BEGIN Data extract

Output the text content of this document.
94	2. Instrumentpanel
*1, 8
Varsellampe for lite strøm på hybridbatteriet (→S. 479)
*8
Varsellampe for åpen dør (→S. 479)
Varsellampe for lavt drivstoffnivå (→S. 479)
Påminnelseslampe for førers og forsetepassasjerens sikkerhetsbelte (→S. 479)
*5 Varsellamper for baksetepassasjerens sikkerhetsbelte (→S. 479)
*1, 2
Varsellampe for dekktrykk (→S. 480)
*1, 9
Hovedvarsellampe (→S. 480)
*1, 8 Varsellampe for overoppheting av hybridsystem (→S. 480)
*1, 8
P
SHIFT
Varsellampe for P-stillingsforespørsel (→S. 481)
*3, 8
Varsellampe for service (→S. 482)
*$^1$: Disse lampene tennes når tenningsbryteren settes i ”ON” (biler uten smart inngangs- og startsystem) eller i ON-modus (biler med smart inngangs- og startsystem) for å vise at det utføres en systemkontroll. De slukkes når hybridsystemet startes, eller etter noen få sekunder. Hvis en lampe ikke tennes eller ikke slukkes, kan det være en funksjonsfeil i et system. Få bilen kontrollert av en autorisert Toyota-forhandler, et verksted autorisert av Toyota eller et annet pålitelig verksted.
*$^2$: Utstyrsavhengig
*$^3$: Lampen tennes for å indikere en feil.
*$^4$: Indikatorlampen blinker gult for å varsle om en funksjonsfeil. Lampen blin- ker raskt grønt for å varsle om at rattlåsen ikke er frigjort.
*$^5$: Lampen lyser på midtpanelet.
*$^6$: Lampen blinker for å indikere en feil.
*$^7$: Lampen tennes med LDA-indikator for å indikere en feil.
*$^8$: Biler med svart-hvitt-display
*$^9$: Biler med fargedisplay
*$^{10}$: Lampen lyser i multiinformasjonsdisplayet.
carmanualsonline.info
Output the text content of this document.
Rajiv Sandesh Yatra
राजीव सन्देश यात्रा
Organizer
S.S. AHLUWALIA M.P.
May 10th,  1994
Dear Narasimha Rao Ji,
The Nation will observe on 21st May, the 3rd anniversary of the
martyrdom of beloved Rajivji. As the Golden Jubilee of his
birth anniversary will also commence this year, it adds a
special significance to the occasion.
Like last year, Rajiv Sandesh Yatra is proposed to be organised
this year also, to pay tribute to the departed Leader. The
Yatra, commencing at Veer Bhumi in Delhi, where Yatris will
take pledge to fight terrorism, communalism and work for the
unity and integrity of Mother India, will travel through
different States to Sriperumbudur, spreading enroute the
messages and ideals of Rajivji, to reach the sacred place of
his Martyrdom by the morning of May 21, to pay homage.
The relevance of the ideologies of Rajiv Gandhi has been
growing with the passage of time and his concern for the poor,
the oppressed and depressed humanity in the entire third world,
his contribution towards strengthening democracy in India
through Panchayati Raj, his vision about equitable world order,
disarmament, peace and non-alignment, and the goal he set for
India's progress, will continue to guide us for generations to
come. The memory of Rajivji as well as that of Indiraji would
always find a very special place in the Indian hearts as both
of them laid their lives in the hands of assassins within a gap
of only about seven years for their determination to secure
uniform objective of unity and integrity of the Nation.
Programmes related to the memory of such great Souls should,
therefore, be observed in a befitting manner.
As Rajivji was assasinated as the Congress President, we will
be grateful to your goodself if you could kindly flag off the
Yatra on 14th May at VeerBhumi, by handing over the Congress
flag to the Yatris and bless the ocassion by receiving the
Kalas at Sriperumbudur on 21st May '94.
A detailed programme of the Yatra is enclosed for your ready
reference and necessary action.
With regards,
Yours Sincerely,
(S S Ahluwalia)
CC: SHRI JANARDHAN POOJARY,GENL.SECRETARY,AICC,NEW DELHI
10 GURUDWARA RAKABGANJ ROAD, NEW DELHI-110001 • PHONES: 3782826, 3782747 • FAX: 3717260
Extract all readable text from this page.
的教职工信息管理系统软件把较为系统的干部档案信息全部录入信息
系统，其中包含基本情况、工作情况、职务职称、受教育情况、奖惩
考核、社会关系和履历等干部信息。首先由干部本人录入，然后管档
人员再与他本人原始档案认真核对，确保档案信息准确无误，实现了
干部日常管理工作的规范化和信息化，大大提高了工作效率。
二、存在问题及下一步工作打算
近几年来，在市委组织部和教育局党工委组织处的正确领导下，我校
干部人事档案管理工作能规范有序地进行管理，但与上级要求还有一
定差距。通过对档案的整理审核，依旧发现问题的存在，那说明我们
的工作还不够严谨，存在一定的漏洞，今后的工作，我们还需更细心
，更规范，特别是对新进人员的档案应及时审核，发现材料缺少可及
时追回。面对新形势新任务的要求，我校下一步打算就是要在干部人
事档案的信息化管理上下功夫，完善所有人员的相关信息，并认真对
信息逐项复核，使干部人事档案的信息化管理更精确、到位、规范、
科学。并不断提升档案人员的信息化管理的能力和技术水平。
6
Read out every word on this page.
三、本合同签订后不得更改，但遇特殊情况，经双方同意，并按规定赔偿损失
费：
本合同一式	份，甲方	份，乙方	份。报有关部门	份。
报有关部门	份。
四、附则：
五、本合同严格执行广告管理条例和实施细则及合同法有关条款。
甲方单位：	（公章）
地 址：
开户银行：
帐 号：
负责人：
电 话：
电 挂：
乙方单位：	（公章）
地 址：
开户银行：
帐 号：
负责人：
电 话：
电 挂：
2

END Data extract

__Set exercise__.
Every entry should be output exactly as written, please.

__Exercise answer__.
Output the text content of this document.
94	2. Instrumentpanel
*1, 8
Varsellampe for lite strøm på hybridbatteriet (→S. 479)
*8
Varsellampe for åpen dør (→S. 479)
Varsellampe for lavt drivstoffnivå (→S. 479)
Påminnelseslampe for førers og forsetepassasjerens sikkerhetsbelte (→S. 479)
*5 Varsellamper for baksetepassasjerens sikkerhetsbelte (→S. 479)
*1, 2
Varsellampe for dekktrykk (→S. 480)
*1, 9
Hovedvarsellampe (→S. 480)
*1, 8 Varsellampe for overoppheting av hybridsystem (→S. 480)
*1, 8
P
SHIFT
Varsellampe for P-stillingsforespørsel (→S. 481)
*3, 8
Varsellampe for service (→S. 482)
*$^1$: Disse lampene tennes når tenningsbryteren settes i ”ON” (biler uten smart inngangs- og startsystem) eller i ON-modus (biler med smart inngangs- og startsystem) for å vise at det utføres en systemkontroll. De slukkes når hybridsystemet startes, eller etter noen få sekunder. Hvis en lampe ikke tennes eller ikke slukkes, kan det være en funksjonsfeil i et system. Få bilen kontrollert av en autorisert Toyota-forhandler, et verksted autorisert av Toyota eller et annet pålitelig verksted.
*$^2$: Utstyrsavhengig
*$^3$: Lampen tennes for å indikere en feil.
*$^4$: Indikatorlampen blinker gult for å varsle om en funksjonsfeil. Lampen blin- ker raskt grønt for å varsle om at rattlåsen ikke er frigjort.
*$^5$: Lampen lyser på midtpanelet.
*$^6$: Lampen blinker for å indikere en feil.
*$^7$: Lampen tennes med LDA-indikator for å indikere en feil.
*$^8$: Biler med svart-hvitt-display
*$^9$: Biler med fargedisplay
*$^{10}$: Lampen lyser i multiinformasjonsdisplayet.
carmanualsonline.info
Output the text content of this document.
Rajiv Sandesh Yatra
राजीव सन्देश यात्रा
Organizer
S.S. AHLUWALIA M.P.
May 10th,  1994
Dear Narasimha Rao Ji,
The Nation will observe on 21st May, the 3rd anniversary of the
martyrdom of beloved Rajivji. As the Golden Jubilee of his
birth anniversary will also commence this year, it adds a
special significance to the occasion.
Like last year, Rajiv Sandesh Yatra is proposed to be organised
this year also, to pay tribute to the departed Leader. The
Yatra, commencing at Veer Bhumi in Delhi, where Yatris will
take pledge to fight terrorism, communalism and work for the
unity and integrity of Mother India, will travel through
different States to Sriperumbudur, spreading enroute the
messages and ideals of Rajivji, to reach the sacred place of
his Martyrdom by the morning of May 21, to pay homage.
The relevance of the ideologies of Rajiv Gandhi has been
growing with the passage of time and his concern for the poor,
the oppressed and depressed humanity in the entire third world,
his contribution towards strengthening democracy in India
through Panchayati Raj, his vision about equitable world order,
disarmament, peace and non-alignment, and the goal he set for
India's progress, will continue to guide us for generations to
come. The memory of Rajivji as well as that of Indiraji would
always find a very special place in the Indian hearts as both
of them laid their lives in the hands of assassins within a gap
of only about seven years for their determination to secure
uniform objective of unity and integrity of the Nation.
Programmes related to the memory of such great Souls should,
therefore, be observed in a befitting manner.
As Rajivji was assasinated as the Congress President, we will
be grateful to your goodself if you could kindly flag off the
Yatra on 14th May at VeerBhumi, by handing over the Congress
flag to the Yatris and bless the ocassion by receiving the
Kalas at Sriperumbudur on 21st May '94.
A detailed programme of the Yatra is enclosed for your ready
reference and necessary action.
With regards,
Yours Sincerely,
(S S Ahluwalia)
CC: SHRI JANARDHAN POOJARY,GENL.SECRETARY,AICC,NEW DELHI
10 GURUDWARA RAKABGANJ ROAD, NEW DELHI-110001 • PHONES: 3782826, 3782747 • FAX: 3717260
Extract all readable text from this page.
的教职工信息管理系统软件把较为系统的干部档案信息全部录入信息
系统，其中包含基本情况、工作情况、职务职称、受教育情况、奖惩
考核、社会关系和履历等干部信息。首先由干部本人录入，然后管档
人员再与他本人原始档案认真核对，确保档案信息准确无误，实现了
干部日常管理工作的规范化和信息化，大大提高了工作效率。
二、存在问题及下一步工作打算
近几年来，在市委组织部和教育局党工委组织处的正确领导下，我校
干部人事档案管理工作能规范有序地进行管理，但与上级要求还有一
定差距。通过对档案的整理审核，依旧发现问题的存在，那说明我们
的工作还不够严谨，存在一定的漏洞，今后的工作，我们还需更细心
，更规范，特别是对新进人员的档案应及时审核，发现材料缺少可及
时追回。面对新形势新任务的要求，我校下一步打算就是要在干部人
事档案的信息化管理上下功夫，完善所有人员的相关信息，并认真对
信息逐项复核，使干部人事档案的信息化管理更精确、到位、规范、
科学。并不断提升档案人员的信息化管理的能力和技术水平。
6
Read out every word on this page.
三、本合同签订后不得更改，但遇特殊情况，经双方同意，并按规定赔偿损失
费：
本合同一式	份，甲方	份，乙方	份。报有关部门	份。
报有关部门	份。
四、附则：
五、本合同严格执行广告管理条例和实施细则及合同法有关条款。
甲方单位：	（公章）
地 址：
开户银行：
帐 号：
负责人：
电 话：
电 挂：
乙方单位：	（公章）
地 址：
开户银行：
帐 号：
负责人：
电 话：
电 挂：
2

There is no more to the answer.